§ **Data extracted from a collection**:
==*==
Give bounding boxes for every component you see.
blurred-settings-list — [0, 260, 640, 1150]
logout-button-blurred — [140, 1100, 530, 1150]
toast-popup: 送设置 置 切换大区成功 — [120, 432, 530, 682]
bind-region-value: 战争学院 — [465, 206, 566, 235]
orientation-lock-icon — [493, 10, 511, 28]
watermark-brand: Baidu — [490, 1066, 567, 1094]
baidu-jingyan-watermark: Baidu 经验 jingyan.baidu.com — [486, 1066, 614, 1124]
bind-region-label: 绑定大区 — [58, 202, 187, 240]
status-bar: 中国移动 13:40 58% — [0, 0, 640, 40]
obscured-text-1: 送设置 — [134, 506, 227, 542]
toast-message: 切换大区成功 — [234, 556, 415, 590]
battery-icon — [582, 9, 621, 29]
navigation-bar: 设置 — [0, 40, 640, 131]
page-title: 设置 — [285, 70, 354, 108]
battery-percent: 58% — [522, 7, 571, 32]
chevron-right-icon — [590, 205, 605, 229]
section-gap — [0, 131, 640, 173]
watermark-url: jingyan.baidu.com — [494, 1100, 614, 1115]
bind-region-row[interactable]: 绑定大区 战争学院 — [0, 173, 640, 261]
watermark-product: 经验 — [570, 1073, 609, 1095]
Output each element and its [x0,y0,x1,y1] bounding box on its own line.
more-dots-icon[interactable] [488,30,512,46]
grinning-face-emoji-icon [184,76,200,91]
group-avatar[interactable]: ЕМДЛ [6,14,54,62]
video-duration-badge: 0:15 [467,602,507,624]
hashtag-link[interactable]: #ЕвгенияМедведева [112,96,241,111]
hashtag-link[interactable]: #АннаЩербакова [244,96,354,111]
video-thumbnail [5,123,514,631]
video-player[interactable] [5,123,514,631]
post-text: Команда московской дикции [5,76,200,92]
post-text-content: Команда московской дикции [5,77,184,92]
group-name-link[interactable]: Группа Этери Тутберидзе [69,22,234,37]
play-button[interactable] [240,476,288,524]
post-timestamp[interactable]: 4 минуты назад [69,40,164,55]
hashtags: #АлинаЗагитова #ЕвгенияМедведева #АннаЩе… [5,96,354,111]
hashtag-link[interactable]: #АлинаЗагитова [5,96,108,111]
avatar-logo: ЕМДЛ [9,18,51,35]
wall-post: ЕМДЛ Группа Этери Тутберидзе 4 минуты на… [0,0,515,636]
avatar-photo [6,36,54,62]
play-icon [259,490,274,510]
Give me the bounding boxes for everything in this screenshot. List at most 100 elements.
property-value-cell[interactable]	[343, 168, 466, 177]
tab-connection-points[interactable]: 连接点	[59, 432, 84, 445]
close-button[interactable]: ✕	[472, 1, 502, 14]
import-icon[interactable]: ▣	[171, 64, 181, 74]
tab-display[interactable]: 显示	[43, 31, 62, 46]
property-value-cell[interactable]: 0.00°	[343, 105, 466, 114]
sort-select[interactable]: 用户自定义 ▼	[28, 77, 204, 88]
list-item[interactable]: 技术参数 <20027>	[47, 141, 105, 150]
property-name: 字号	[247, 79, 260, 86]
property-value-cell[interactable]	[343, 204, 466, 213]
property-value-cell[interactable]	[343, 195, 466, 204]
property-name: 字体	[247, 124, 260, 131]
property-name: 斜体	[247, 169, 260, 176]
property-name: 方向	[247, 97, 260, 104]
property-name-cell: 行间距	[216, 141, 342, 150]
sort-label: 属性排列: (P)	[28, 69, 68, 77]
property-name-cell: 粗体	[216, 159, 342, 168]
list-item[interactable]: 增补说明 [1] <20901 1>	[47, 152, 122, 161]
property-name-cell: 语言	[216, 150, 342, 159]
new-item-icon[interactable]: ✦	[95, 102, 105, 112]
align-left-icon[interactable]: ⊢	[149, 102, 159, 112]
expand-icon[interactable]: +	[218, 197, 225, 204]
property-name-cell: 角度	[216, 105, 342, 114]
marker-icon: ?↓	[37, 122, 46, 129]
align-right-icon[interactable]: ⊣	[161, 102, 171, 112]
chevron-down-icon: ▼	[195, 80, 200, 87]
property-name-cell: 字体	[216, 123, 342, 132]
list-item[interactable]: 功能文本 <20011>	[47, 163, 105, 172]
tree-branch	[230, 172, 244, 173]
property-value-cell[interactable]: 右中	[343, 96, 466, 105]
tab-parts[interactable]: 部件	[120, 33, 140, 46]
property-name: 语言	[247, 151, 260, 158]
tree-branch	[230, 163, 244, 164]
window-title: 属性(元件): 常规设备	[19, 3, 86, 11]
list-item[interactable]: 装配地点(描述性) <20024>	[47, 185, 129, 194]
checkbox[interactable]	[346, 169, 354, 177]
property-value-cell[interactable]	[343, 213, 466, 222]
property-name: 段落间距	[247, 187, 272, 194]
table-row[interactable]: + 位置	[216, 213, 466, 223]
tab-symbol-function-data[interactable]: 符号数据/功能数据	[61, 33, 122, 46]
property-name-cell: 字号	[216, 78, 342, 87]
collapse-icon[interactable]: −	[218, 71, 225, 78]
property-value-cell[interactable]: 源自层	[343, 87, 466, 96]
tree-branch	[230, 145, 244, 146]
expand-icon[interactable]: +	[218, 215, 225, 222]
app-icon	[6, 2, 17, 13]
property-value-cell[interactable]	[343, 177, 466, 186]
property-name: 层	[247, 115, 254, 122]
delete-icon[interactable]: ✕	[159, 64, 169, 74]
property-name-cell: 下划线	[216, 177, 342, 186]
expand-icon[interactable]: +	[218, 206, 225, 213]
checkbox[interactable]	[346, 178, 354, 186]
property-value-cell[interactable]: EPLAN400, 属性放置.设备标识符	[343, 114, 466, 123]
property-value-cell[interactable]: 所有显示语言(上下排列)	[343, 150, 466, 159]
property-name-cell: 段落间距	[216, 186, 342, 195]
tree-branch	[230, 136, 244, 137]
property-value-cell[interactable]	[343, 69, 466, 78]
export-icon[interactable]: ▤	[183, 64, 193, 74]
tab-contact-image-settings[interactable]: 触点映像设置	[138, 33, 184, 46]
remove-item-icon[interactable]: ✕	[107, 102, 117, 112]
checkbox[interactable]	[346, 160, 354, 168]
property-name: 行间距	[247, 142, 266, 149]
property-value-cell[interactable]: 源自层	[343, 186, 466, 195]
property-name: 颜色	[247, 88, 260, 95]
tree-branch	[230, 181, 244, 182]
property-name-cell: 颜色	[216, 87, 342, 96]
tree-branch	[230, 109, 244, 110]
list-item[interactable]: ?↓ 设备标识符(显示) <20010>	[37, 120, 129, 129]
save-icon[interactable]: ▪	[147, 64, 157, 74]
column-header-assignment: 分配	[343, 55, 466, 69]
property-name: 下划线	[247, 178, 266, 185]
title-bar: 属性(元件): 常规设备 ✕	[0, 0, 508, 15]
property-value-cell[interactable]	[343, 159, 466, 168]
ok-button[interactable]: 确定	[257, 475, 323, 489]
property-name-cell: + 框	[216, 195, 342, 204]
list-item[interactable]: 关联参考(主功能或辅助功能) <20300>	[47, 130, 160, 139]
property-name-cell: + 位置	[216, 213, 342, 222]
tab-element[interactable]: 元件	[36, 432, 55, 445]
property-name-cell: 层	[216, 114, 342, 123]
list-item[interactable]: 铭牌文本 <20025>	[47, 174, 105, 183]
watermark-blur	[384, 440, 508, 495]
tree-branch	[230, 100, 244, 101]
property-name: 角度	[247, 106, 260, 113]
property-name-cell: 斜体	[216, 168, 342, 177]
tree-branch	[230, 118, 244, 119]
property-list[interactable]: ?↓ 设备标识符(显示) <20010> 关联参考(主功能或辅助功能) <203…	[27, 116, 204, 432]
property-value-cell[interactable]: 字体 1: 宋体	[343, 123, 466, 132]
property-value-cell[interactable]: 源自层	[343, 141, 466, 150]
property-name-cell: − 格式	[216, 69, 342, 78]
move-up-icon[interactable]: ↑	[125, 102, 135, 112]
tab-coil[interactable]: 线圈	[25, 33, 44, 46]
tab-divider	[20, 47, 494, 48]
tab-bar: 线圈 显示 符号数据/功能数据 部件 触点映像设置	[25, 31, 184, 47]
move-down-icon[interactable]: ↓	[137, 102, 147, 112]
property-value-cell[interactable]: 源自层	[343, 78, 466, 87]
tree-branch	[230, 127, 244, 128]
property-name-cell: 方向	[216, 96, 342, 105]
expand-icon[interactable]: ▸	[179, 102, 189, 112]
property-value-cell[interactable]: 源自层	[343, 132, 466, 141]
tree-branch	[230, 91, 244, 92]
==*==
Edit the rows from the first one through the line containing "watermark-product: 经验 —", replacing "blurred" with "faded" and leaving everything else unchanged.

§ **RESPONSE FOR THIS EXERCISE**:
Give bounding boxes for every component you see.
faded-settings-list — [0, 260, 640, 1150]
logout-button-faded — [140, 1100, 530, 1150]
toast-popup: 送设置 置 切换大区成功 — [120, 432, 530, 682]
bind-region-value: 战争学院 — [465, 206, 566, 235]
orientation-lock-icon — [493, 10, 511, 28]
watermark-brand: Baidu — [490, 1066, 567, 1094]
baidu-jingyan-watermark: Baidu 经验 jingyan.baidu.com — [486, 1066, 614, 1124]
bind-region-label: 绑定大区 — [58, 202, 187, 240]
status-bar: 中国移动 13:40 58% — [0, 0, 640, 40]
obscured-text-1: 送设置 — [134, 506, 227, 542]
toast-message: 切换大区成功 — [234, 556, 415, 590]
battery-icon — [582, 9, 621, 29]
navigation-bar: 设置 — [0, 40, 640, 131]
page-title: 设置 — [285, 70, 354, 108]
battery-percent: 58% — [522, 7, 571, 32]
chevron-right-icon — [590, 205, 605, 229]
section-gap — [0, 131, 640, 173]
watermark-url: jingyan.baidu.com — [494, 1100, 614, 1115]
bind-region-row[interactable]: 绑定大区 战争学院 — [0, 173, 640, 261]
watermark-product: 经验 — [570, 1073, 609, 1095]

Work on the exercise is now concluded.